### Short problem
Locate all lines with the word "site" and copy them out.

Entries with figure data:
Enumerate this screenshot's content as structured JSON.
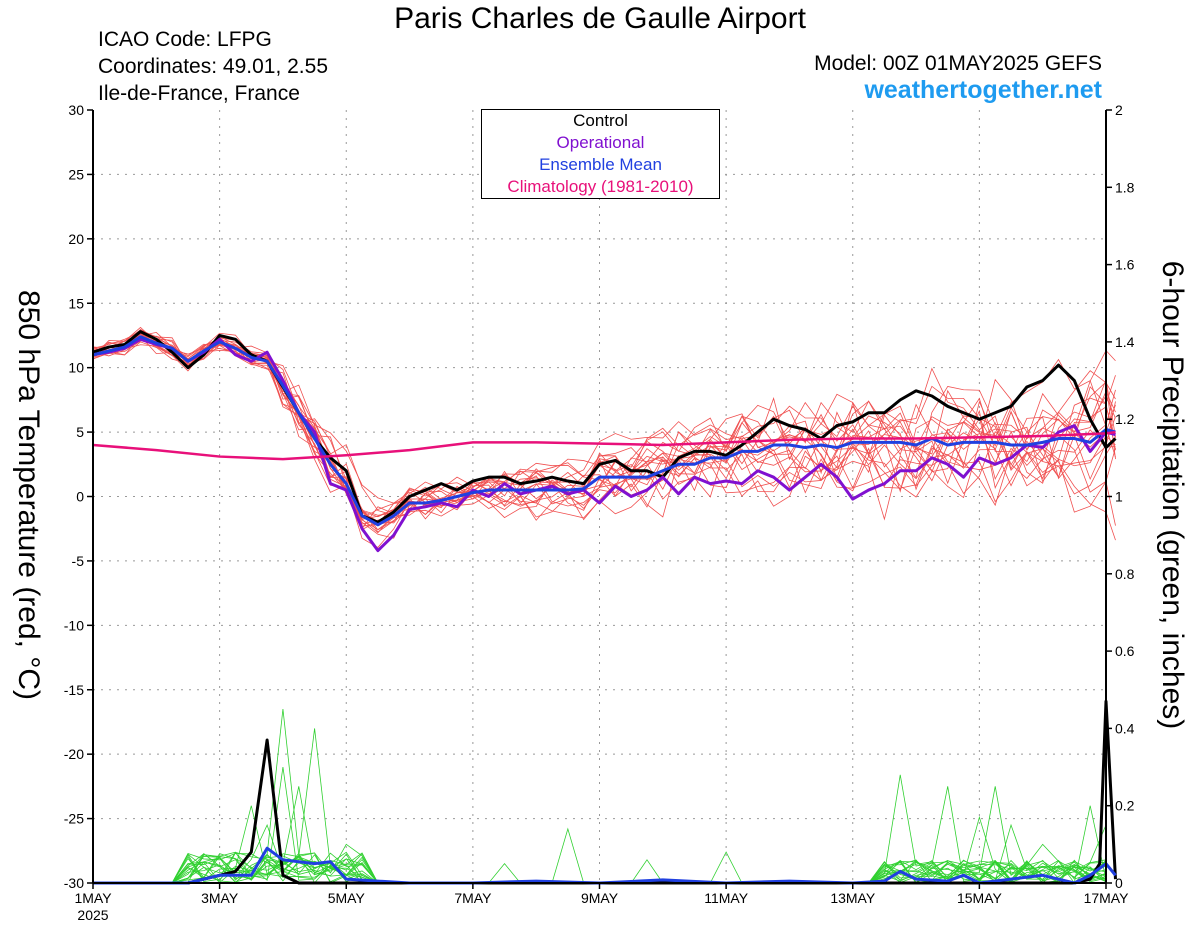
{
  "header": {
    "title": "Paris Charles de Gaulle Airport",
    "icao": "ICAO Code: LFPG",
    "coordinates": "Coordinates: 49.01, 2.55",
    "region": "Ile-de-France, France",
    "model": "Model: 00Z 01MAY2025 GEFS",
    "site": "weathertogether.net"
  },
  "colors": {
    "control": "#000000",
    "operational": "#8010d0",
    "ensemble_mean": "#2040e0",
    "climatology": "#e8107a",
    "members_temp": "#f05050",
    "members_precip": "#30d030",
    "site": "#1e9bf0"
  },
  "chart_data": {
    "type": "line",
    "x_unit": "day of May 2025",
    "xlim": [
      1,
      17
    ],
    "x_ticks": [
      {
        "day": 1,
        "label": "1MAY"
      },
      {
        "day": 3,
        "label": "3MAY"
      },
      {
        "day": 5,
        "label": "5MAY"
      },
      {
        "day": 7,
        "label": "7MAY"
      },
      {
        "day": 9,
        "label": "9MAY"
      },
      {
        "day": 11,
        "label": "11MAY"
      },
      {
        "day": 13,
        "label": "13MAY"
      },
      {
        "day": 15,
        "label": "15MAY"
      },
      {
        "day": 17,
        "label": "17MAY"
      }
    ],
    "x_year_label": "2025",
    "ylabel_left": "850 hPa Temperature (red, °C)",
    "ylabel_right": "6-hour Precipitation (green, inches)",
    "ylim_left": [
      -30,
      30
    ],
    "ylim_right": [
      0,
      2
    ],
    "y_ticks_left": [
      -30,
      -25,
      -20,
      -15,
      -10,
      -5,
      0,
      5,
      10,
      15,
      20,
      25,
      30
    ],
    "y_ticks_right": [
      "0",
      "0.2",
      "0.4",
      "0.6",
      "0.8",
      "1",
      "1.2",
      "1.4",
      "1.6",
      "1.8",
      "2"
    ],
    "grid": true,
    "legend": {
      "placement": "top-center",
      "entries": [
        "Control",
        "Operational",
        "Ensemble Mean",
        "Climatology (1981-2010)"
      ]
    },
    "temperature_series": [
      {
        "name": "Control",
        "points": [
          [
            1,
            11.2
          ],
          [
            1.25,
            11.6
          ],
          [
            1.5,
            11.8
          ],
          [
            1.75,
            12.8
          ],
          [
            2,
            12.2
          ],
          [
            2.25,
            11.2
          ],
          [
            2.5,
            10
          ],
          [
            2.75,
            11
          ],
          [
            3,
            12.5
          ],
          [
            3.25,
            12.2
          ],
          [
            3.5,
            11
          ],
          [
            3.75,
            10.5
          ],
          [
            4,
            8.5
          ],
          [
            4.25,
            6.5
          ],
          [
            4.5,
            4.5
          ],
          [
            4.75,
            3
          ],
          [
            5,
            2
          ],
          [
            5.25,
            -1.5
          ],
          [
            5.5,
            -2
          ],
          [
            5.75,
            -1.2
          ],
          [
            6,
            0
          ],
          [
            6.25,
            0.5
          ],
          [
            6.5,
            1
          ],
          [
            6.75,
            0.5
          ],
          [
            7,
            1.2
          ],
          [
            7.25,
            1.5
          ],
          [
            7.5,
            1.5
          ],
          [
            7.75,
            1
          ],
          [
            8,
            1.2
          ],
          [
            8.25,
            1.5
          ],
          [
            8.5,
            1.2
          ],
          [
            8.75,
            1
          ],
          [
            9,
            2.5
          ],
          [
            9.25,
            2.8
          ],
          [
            9.5,
            2
          ],
          [
            9.75,
            2
          ],
          [
            10,
            1.5
          ],
          [
            10.25,
            3
          ],
          [
            10.5,
            3.5
          ],
          [
            10.75,
            3.5
          ],
          [
            11,
            3.2
          ],
          [
            11.25,
            4
          ],
          [
            11.5,
            5
          ],
          [
            11.75,
            6
          ],
          [
            12,
            5.5
          ],
          [
            12.25,
            5.2
          ],
          [
            12.5,
            4.5
          ],
          [
            12.75,
            5.5
          ],
          [
            13,
            5.8
          ],
          [
            13.25,
            6.5
          ],
          [
            13.5,
            6.5
          ],
          [
            13.75,
            7.5
          ],
          [
            14,
            8.2
          ],
          [
            14.25,
            7.8
          ],
          [
            14.5,
            7
          ],
          [
            14.75,
            6.5
          ],
          [
            15,
            6
          ],
          [
            15.25,
            6.5
          ],
          [
            15.5,
            7
          ],
          [
            15.75,
            8.5
          ],
          [
            16,
            9
          ],
          [
            16.25,
            10.2
          ],
          [
            16.5,
            9
          ],
          [
            16.75,
            6
          ],
          [
            17,
            3.8
          ],
          [
            17.25,
            4.5
          ]
        ]
      },
      {
        "name": "Operational",
        "points": [
          [
            1,
            11
          ],
          [
            1.25,
            11.2
          ],
          [
            1.5,
            11.5
          ],
          [
            1.75,
            12.2
          ],
          [
            2,
            11.8
          ],
          [
            2.25,
            11.5
          ],
          [
            2.5,
            10.5
          ],
          [
            2.75,
            11.2
          ],
          [
            3,
            12.2
          ],
          [
            3.25,
            11
          ],
          [
            3.5,
            10.5
          ],
          [
            3.75,
            11.2
          ],
          [
            4,
            9
          ],
          [
            4.25,
            6.5
          ],
          [
            4.5,
            5
          ],
          [
            4.75,
            1
          ],
          [
            5,
            0.5
          ],
          [
            5.25,
            -2.5
          ],
          [
            5.5,
            -4.2
          ],
          [
            5.75,
            -3
          ],
          [
            6,
            -1
          ],
          [
            6.25,
            -0.8
          ],
          [
            6.5,
            -0.5
          ],
          [
            6.75,
            -0.8
          ],
          [
            7,
            0.5
          ],
          [
            7.25,
            0
          ],
          [
            7.5,
            1
          ],
          [
            7.75,
            0.2
          ],
          [
            8,
            0.5
          ],
          [
            8.25,
            0.8
          ],
          [
            8.5,
            0.2
          ],
          [
            8.75,
            0.5
          ],
          [
            9,
            -0.5
          ],
          [
            9.25,
            0.8
          ],
          [
            9.5,
            0
          ],
          [
            9.75,
            0.5
          ],
          [
            10,
            1.5
          ],
          [
            10.25,
            0.2
          ],
          [
            10.5,
            1.5
          ],
          [
            10.75,
            1
          ],
          [
            11,
            1.2
          ],
          [
            11.25,
            1
          ],
          [
            11.5,
            2
          ],
          [
            11.75,
            1.5
          ],
          [
            12,
            0.5
          ],
          [
            12.25,
            1.5
          ],
          [
            12.5,
            2.5
          ],
          [
            12.75,
            1.5
          ],
          [
            13,
            -0.2
          ],
          [
            13.25,
            0.5
          ],
          [
            13.5,
            1
          ],
          [
            13.75,
            2
          ],
          [
            14,
            2
          ],
          [
            14.25,
            3
          ],
          [
            14.5,
            2.5
          ],
          [
            14.75,
            1.5
          ],
          [
            15,
            3
          ],
          [
            15.25,
            2.5
          ],
          [
            15.5,
            3
          ],
          [
            15.75,
            4
          ],
          [
            16,
            3.8
          ],
          [
            16.25,
            5
          ],
          [
            16.5,
            5.5
          ],
          [
            16.75,
            3.5
          ],
          [
            17,
            5
          ],
          [
            17.25,
            4.8
          ]
        ]
      },
      {
        "name": "Ensemble Mean",
        "points": [
          [
            1,
            11
          ],
          [
            1.25,
            11.3
          ],
          [
            1.5,
            11.6
          ],
          [
            1.75,
            12.4
          ],
          [
            2,
            11.9
          ],
          [
            2.25,
            11.5
          ],
          [
            2.5,
            10.5
          ],
          [
            2.75,
            11.3
          ],
          [
            3,
            12
          ],
          [
            3.25,
            11.5
          ],
          [
            3.5,
            10.8
          ],
          [
            3.75,
            10.5
          ],
          [
            4,
            8.6
          ],
          [
            4.25,
            6.5
          ],
          [
            4.5,
            4.5
          ],
          [
            4.75,
            2.5
          ],
          [
            5,
            1
          ],
          [
            5.25,
            -1.5
          ],
          [
            5.5,
            -2.2
          ],
          [
            5.75,
            -1.5
          ],
          [
            6,
            -0.5
          ],
          [
            6.25,
            -0.5
          ],
          [
            6.5,
            -0.3
          ],
          [
            6.75,
            0
          ],
          [
            7,
            0.3
          ],
          [
            7.25,
            0.5
          ],
          [
            7.5,
            0.5
          ],
          [
            7.75,
            0.5
          ],
          [
            8,
            0.5
          ],
          [
            8.25,
            0.5
          ],
          [
            8.5,
            0.5
          ],
          [
            8.75,
            0.6
          ],
          [
            9,
            1.5
          ],
          [
            9.25,
            1.5
          ],
          [
            9.5,
            1.5
          ],
          [
            9.75,
            1.5
          ],
          [
            10,
            2
          ],
          [
            10.25,
            2.5
          ],
          [
            10.5,
            2.5
          ],
          [
            10.75,
            3
          ],
          [
            11,
            3
          ],
          [
            11.25,
            3.5
          ],
          [
            11.5,
            3.5
          ],
          [
            11.75,
            4
          ],
          [
            12,
            4
          ],
          [
            12.25,
            3.8
          ],
          [
            12.5,
            4
          ],
          [
            12.75,
            3.8
          ],
          [
            13,
            4.2
          ],
          [
            13.25,
            4.2
          ],
          [
            13.5,
            4.2
          ],
          [
            13.75,
            4.2
          ],
          [
            14,
            4
          ],
          [
            14.25,
            4.5
          ],
          [
            14.5,
            4
          ],
          [
            14.75,
            4.2
          ],
          [
            15,
            4.2
          ],
          [
            15.25,
            4.2
          ],
          [
            15.5,
            4
          ],
          [
            15.75,
            4
          ],
          [
            16,
            4.2
          ],
          [
            16.25,
            4.5
          ],
          [
            16.5,
            4.5
          ],
          [
            16.75,
            4.2
          ],
          [
            17,
            5.2
          ],
          [
            17.25,
            5
          ]
        ]
      },
      {
        "name": "Climatology (1981-2010)",
        "points": [
          [
            1,
            4
          ],
          [
            2,
            3.6
          ],
          [
            3,
            3.1
          ],
          [
            4,
            2.9
          ],
          [
            5,
            3.2
          ],
          [
            6,
            3.6
          ],
          [
            7,
            4.2
          ],
          [
            8,
            4.2
          ],
          [
            9,
            4.1
          ],
          [
            10,
            4
          ],
          [
            11,
            4.2
          ],
          [
            12,
            4.4
          ],
          [
            13,
            4.5
          ],
          [
            14,
            4.5
          ],
          [
            15,
            4.6
          ],
          [
            16,
            4.7
          ],
          [
            17,
            4.9
          ],
          [
            17.25,
            5
          ]
        ]
      }
    ],
    "precipitation_series": [
      {
        "name": "Control",
        "points": [
          [
            1,
            0
          ],
          [
            2.5,
            0
          ],
          [
            2.75,
            0.01
          ],
          [
            3,
            0.02
          ],
          [
            3.25,
            0.03
          ],
          [
            3.5,
            0.08
          ],
          [
            3.75,
            0.37
          ],
          [
            4,
            0.02
          ],
          [
            4.25,
            0
          ],
          [
            16.5,
            0
          ],
          [
            16.75,
            0.01
          ],
          [
            16.9,
            0.05
          ],
          [
            17,
            0.47
          ],
          [
            17.25,
            0.01
          ]
        ]
      },
      {
        "name": "Ensemble Mean",
        "points": [
          [
            1,
            0
          ],
          [
            2.5,
            0
          ],
          [
            3,
            0.02
          ],
          [
            3.5,
            0.02
          ],
          [
            3.75,
            0.09
          ],
          [
            4,
            0.06
          ],
          [
            4.25,
            0.055
          ],
          [
            4.5,
            0.05
          ],
          [
            4.75,
            0.055
          ],
          [
            5,
            0.01
          ],
          [
            6,
            0
          ],
          [
            7,
            0
          ],
          [
            8,
            0.005
          ],
          [
            9,
            0
          ],
          [
            10,
            0.008
          ],
          [
            11,
            0
          ],
          [
            12,
            0.005
          ],
          [
            13,
            0
          ],
          [
            13.5,
            0.005
          ],
          [
            13.75,
            0.03
          ],
          [
            14,
            0.01
          ],
          [
            14.5,
            0.005
          ],
          [
            14.75,
            0.02
          ],
          [
            15,
            0
          ],
          [
            15.5,
            0.01
          ],
          [
            16,
            0.02
          ],
          [
            16.5,
            0
          ],
          [
            16.75,
            0.02
          ],
          [
            17,
            0.05
          ],
          [
            17.25,
            0.02
          ]
        ]
      }
    ],
    "ensemble_members_temperature_count": 20,
    "ensemble_members_precipitation_count": 20
  }
}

### Written answer
    "site": "weathertogether.net"
    "site": "#1e9bf0"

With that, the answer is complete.